▶ **WRITTEN INSTRUCTION**: Check every line below for the word "kita" and copy the ones that have it.

━━━━━━━━━━━━━━━━━━━━━━━━━━━━━━

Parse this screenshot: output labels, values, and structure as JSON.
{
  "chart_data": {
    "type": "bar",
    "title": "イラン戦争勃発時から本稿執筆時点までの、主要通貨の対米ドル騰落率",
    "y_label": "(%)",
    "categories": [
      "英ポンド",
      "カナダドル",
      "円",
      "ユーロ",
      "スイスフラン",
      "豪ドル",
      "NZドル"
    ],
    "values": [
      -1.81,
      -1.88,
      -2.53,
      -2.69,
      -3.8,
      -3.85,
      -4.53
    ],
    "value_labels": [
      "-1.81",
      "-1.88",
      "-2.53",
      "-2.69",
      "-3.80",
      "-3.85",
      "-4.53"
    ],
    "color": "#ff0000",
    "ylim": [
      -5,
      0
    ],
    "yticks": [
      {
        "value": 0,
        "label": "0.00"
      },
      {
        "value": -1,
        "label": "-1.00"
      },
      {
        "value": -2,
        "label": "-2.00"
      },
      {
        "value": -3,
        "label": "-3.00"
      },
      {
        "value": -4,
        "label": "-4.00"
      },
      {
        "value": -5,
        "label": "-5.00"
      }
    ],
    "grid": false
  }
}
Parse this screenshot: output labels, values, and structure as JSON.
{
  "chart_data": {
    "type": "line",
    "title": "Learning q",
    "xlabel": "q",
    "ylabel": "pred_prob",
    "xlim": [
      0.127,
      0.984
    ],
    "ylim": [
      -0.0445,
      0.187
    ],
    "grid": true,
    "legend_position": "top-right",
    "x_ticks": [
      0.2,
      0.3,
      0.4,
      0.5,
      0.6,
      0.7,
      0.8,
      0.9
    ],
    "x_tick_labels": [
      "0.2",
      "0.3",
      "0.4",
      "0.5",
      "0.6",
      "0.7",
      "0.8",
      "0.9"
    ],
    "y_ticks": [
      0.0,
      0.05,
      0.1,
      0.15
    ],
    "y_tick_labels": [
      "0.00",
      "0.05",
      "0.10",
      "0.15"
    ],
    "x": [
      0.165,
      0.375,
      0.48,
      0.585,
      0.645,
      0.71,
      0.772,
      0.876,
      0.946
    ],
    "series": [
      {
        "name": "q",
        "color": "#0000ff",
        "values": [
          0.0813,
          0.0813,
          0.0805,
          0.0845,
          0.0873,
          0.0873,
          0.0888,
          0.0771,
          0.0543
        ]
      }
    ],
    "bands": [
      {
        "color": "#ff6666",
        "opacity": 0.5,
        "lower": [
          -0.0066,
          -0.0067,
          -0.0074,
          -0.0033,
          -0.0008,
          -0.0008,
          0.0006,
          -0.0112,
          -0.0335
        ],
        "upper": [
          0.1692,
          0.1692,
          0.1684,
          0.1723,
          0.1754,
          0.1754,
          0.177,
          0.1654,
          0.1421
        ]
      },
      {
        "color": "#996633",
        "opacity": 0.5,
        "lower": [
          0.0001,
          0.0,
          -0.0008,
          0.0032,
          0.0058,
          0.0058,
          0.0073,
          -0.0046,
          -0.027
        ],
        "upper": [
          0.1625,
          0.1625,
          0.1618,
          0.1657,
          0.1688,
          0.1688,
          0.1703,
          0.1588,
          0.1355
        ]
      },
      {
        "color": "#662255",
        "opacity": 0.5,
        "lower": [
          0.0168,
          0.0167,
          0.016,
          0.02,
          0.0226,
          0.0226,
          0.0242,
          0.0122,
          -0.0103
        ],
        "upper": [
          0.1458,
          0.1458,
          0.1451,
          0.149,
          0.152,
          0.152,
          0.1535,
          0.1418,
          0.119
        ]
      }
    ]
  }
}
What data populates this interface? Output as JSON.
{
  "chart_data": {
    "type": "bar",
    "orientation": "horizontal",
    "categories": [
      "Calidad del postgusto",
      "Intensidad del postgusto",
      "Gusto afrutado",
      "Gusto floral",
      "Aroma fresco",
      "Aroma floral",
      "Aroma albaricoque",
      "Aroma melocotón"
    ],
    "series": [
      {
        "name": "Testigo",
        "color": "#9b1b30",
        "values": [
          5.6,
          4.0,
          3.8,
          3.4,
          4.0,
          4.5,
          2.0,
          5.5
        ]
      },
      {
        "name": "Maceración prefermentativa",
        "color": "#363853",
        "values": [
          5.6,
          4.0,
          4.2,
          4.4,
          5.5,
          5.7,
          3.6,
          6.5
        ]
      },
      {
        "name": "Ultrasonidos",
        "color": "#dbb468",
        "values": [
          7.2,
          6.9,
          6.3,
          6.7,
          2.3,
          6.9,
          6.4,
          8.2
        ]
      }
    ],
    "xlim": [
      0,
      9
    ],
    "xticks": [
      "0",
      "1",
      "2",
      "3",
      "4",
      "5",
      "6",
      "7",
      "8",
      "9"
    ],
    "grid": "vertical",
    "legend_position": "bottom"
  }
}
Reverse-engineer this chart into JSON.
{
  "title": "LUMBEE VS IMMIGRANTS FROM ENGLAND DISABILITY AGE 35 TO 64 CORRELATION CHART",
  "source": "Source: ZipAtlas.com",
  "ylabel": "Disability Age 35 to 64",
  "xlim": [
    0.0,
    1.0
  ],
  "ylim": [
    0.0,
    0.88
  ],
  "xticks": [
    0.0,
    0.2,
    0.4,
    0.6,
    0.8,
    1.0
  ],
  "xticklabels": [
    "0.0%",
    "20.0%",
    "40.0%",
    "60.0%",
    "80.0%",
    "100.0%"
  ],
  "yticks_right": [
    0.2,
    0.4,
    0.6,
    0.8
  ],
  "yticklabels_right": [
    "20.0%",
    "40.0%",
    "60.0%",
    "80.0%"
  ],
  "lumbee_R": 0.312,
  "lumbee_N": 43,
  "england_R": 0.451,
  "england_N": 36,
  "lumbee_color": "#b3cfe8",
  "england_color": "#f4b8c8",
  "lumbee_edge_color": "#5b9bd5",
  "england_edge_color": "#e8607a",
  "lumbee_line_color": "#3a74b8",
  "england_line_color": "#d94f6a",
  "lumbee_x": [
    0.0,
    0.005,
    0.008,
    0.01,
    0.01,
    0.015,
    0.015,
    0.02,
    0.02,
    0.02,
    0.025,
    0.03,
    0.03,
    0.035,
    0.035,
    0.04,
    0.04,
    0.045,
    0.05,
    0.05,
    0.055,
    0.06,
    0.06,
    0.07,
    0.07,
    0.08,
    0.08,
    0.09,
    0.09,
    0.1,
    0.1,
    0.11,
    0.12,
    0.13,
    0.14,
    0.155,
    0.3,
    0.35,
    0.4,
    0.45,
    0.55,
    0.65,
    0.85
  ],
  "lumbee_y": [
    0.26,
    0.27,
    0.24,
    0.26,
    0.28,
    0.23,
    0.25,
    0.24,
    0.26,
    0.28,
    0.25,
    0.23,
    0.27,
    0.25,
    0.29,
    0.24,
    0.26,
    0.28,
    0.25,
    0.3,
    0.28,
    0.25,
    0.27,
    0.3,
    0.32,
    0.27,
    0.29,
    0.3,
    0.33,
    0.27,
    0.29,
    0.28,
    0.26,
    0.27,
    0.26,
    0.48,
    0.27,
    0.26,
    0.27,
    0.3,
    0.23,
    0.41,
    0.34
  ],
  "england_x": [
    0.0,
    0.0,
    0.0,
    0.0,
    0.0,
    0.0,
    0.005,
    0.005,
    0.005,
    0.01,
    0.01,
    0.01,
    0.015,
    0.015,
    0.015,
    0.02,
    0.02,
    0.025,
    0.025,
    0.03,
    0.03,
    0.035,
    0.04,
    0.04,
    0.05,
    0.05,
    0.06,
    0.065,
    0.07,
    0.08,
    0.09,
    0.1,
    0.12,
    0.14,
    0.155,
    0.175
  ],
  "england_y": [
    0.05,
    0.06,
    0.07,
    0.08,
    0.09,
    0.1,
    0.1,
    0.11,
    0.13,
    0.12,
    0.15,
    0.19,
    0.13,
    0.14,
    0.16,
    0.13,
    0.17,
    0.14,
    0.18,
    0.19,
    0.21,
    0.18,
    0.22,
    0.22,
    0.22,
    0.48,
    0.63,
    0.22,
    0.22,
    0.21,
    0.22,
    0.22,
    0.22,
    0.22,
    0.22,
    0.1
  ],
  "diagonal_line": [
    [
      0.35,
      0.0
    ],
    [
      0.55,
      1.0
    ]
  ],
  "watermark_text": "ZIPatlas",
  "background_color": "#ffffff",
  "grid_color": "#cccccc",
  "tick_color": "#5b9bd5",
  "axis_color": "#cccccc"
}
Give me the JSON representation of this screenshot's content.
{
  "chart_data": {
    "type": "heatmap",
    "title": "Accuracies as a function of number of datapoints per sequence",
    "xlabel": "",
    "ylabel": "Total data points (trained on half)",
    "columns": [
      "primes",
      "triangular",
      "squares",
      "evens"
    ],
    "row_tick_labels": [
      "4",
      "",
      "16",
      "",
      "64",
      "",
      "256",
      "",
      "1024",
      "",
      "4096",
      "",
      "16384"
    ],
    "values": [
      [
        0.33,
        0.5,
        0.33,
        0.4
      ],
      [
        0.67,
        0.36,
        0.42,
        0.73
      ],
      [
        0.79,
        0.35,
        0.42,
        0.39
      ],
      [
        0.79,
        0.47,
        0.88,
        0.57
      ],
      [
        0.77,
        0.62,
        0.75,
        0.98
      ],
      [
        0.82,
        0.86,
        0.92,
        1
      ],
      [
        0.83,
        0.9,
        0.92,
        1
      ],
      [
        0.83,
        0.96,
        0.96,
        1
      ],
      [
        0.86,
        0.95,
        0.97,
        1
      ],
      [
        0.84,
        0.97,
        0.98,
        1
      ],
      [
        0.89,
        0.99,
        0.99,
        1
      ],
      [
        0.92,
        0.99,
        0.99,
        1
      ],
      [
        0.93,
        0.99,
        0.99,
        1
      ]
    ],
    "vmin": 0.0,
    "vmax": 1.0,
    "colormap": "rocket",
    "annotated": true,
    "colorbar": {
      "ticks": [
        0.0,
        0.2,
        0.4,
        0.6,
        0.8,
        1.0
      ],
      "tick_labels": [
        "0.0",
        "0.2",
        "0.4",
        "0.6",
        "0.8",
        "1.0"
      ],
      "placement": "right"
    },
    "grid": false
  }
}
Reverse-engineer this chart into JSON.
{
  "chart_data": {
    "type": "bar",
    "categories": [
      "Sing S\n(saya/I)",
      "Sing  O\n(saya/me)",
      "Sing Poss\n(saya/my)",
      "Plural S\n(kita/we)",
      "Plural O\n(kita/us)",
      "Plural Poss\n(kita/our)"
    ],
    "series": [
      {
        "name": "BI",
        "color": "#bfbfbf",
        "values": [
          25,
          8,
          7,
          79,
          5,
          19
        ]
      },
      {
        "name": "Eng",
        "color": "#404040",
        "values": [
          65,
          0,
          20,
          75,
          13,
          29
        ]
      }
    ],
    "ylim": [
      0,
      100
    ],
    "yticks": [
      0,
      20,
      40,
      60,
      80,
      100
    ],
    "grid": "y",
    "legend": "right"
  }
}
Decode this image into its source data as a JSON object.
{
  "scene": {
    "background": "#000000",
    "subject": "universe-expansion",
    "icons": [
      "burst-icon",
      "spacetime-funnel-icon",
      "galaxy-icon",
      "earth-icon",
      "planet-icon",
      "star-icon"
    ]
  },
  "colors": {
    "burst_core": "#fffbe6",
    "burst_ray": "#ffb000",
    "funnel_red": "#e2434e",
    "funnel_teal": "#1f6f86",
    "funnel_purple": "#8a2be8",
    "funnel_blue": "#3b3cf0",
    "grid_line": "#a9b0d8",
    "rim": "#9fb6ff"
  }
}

━━━━━━━━━━━━━━━━━━━━━━━━━━━━━━

▶ **RESULT OF THIS EXERCISE**:
      "Plural S\n(kita/we)",
      "Plural O\n(kita/us)",
      "Plural Poss\n(kita/our)"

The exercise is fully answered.